What you should do. Extract every line of the material that holds the string "https".

The records.
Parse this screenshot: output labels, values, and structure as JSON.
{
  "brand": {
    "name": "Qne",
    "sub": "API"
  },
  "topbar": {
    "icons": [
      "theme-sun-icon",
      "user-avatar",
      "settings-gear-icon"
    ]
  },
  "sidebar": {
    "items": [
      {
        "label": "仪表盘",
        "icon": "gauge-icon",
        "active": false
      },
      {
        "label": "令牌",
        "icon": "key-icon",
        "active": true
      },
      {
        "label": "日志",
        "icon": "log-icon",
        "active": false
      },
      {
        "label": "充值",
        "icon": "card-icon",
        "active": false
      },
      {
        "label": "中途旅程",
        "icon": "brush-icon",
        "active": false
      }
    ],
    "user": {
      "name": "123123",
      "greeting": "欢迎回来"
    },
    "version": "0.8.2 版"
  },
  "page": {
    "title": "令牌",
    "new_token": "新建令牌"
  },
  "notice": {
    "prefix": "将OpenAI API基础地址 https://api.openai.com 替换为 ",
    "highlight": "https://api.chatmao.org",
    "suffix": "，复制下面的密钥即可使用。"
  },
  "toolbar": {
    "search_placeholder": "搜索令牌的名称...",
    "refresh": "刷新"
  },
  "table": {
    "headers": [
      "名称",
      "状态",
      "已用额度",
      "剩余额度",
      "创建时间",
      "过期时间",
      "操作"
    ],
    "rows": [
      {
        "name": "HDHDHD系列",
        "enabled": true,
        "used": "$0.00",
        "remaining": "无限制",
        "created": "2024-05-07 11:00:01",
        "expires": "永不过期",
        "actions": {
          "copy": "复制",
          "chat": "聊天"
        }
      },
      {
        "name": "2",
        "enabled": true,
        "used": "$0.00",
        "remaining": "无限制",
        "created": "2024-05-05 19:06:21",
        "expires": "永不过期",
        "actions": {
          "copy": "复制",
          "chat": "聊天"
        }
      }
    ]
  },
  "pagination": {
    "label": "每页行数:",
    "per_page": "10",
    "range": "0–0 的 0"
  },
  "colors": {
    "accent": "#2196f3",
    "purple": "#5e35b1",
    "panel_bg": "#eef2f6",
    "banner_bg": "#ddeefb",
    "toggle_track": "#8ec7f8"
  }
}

Task response.
    "prefix": "将OpenAI API基础地址 https://api.openai.com 替换为 ",
    "highlight": "https://api.chatmao.org",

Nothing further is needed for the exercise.